- _Stated goal_:
Convert the data, from the start through the line containing "calc-line: 40÷100=0.4（千克） xyxy=(182,1116,350,1135)", into a numbered list, omitting any blank lines.

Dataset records
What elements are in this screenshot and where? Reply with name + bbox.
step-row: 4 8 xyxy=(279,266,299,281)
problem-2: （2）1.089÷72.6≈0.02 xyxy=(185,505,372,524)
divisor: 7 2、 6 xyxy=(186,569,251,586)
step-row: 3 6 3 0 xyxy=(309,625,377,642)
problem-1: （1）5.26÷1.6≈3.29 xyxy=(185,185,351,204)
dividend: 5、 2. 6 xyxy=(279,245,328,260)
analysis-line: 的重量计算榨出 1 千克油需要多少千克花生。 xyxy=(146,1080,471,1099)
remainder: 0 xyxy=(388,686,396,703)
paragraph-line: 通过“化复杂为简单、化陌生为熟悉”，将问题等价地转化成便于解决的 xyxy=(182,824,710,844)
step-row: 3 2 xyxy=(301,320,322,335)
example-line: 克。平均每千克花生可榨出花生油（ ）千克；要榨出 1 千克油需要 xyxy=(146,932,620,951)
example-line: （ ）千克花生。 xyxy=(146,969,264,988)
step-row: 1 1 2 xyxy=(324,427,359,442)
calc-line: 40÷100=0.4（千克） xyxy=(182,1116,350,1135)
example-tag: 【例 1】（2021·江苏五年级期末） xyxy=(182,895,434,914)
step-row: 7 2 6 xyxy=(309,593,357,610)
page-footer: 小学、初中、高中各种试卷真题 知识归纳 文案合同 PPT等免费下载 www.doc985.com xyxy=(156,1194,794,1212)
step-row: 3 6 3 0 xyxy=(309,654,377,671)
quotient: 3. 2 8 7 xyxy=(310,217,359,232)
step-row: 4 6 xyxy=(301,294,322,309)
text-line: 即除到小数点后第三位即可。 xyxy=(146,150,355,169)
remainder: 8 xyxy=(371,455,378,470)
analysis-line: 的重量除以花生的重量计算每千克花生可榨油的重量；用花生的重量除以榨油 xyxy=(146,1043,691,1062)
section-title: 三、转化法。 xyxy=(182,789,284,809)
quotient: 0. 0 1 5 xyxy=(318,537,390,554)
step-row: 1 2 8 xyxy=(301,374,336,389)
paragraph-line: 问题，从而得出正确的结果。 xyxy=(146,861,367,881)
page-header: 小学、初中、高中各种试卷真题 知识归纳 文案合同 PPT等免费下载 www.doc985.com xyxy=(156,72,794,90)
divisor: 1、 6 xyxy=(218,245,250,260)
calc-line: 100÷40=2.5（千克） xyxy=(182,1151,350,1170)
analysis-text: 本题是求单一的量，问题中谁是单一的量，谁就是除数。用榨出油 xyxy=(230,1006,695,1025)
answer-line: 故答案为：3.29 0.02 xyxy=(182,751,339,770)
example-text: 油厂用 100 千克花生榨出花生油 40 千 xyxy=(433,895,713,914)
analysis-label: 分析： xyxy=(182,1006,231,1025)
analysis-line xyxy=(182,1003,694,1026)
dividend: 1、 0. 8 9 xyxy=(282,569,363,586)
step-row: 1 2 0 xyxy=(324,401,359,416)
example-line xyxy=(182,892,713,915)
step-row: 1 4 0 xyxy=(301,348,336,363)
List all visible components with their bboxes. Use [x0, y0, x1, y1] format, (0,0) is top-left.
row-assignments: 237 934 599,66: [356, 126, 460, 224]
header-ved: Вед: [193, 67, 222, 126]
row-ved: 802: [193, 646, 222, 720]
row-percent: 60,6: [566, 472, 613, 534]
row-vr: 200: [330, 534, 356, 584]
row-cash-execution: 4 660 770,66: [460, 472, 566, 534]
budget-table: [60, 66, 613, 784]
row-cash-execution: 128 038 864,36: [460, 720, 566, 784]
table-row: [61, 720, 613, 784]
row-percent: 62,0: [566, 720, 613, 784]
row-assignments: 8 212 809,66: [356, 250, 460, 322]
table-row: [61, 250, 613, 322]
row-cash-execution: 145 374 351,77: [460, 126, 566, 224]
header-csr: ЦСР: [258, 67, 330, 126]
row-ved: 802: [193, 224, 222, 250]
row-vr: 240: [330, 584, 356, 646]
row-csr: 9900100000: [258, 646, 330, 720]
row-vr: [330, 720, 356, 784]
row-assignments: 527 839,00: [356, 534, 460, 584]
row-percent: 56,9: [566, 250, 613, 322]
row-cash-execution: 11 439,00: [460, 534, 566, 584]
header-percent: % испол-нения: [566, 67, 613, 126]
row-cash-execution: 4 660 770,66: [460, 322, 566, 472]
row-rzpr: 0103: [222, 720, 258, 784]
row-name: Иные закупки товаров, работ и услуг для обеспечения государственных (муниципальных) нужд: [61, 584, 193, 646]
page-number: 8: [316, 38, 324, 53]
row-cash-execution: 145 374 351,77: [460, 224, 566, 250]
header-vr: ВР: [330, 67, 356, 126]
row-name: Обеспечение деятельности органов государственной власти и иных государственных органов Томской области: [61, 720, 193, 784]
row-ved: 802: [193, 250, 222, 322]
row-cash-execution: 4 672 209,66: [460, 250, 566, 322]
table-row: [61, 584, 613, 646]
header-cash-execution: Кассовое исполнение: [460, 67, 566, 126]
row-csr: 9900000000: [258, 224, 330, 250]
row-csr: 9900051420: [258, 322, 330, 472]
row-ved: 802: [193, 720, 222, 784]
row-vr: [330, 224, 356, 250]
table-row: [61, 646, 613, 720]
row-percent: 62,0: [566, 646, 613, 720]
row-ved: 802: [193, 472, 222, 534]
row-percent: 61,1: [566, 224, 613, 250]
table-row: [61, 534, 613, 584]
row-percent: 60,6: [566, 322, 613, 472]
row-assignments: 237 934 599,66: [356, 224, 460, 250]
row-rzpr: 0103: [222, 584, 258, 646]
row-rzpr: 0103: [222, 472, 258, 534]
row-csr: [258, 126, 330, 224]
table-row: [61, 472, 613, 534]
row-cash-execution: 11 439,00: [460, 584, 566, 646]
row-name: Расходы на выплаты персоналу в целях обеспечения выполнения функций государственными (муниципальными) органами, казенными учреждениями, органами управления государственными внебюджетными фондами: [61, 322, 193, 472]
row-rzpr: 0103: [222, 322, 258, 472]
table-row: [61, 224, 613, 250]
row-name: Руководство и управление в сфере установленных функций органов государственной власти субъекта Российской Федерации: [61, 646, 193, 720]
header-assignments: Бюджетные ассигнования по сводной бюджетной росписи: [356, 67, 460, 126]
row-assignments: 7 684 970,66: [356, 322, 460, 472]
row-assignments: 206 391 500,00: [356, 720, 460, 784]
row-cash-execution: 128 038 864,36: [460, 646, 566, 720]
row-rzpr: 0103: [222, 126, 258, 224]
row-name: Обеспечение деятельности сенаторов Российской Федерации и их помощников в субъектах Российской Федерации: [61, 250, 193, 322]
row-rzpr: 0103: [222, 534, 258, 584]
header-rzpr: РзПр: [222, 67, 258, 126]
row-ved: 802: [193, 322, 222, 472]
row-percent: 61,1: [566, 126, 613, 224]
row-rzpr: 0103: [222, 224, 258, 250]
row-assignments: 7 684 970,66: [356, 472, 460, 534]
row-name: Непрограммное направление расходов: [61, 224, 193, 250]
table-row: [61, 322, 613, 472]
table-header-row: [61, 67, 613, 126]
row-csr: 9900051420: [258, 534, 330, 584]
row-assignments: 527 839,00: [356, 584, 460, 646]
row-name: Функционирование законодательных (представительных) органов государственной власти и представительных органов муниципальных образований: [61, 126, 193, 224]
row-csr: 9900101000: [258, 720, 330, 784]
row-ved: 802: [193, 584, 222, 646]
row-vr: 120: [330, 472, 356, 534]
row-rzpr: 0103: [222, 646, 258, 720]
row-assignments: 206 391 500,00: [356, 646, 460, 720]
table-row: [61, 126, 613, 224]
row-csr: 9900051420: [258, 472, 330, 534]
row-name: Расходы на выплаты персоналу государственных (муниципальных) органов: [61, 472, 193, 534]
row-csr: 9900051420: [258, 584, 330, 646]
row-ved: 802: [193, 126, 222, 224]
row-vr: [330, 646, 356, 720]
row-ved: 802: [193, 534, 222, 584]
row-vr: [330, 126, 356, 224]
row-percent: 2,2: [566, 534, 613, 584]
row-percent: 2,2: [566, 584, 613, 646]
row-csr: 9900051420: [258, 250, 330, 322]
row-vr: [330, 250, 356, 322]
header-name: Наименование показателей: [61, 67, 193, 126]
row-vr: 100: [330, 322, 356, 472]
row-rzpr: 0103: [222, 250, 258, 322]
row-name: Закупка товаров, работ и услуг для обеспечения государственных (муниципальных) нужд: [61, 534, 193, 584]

- _In response_:
1. What elements are in this screenshot and where? Reply with name + bbox.
2. step-row: 4 8 xyxy=(279,266,299,281)
3. problem-2: （2）1.089÷72.6≈0.02 xyxy=(185,505,372,524)
4. divisor: 7 2、 6 xyxy=(186,569,251,586)
5. step-row: 3 6 3 0 xyxy=(309,625,377,642)
6. problem-1: （1）5.26÷1.6≈3.29 xyxy=(185,185,351,204)
7. dividend: 5、 2. 6 xyxy=(279,245,328,260)
8. analysis-line: 的重量计算榨出 1 千克油需要多少千克花生。 xyxy=(146,1080,471,1099)
9. remainder: 0 xyxy=(388,686,396,703)
10. paragraph-line: 通过“化复杂为简单、化陌生为熟悉”，将问题等价地转化成便于解决的 xyxy=(182,824,710,844)
11. step-row: 3 2 xyxy=(301,320,322,335)
12. example-line: 克。平均每千克花生可榨出花生油（ ）千克；要榨出 1 千克油需要 xyxy=(146,932,620,951)
13. example-line: （ ）千克花生。 xyxy=(146,969,264,988)
14. step-row: 1 1 2 xyxy=(324,427,359,442)
15. calc-line: 40÷100=0.4（千克） xyxy=(182,1116,350,1135)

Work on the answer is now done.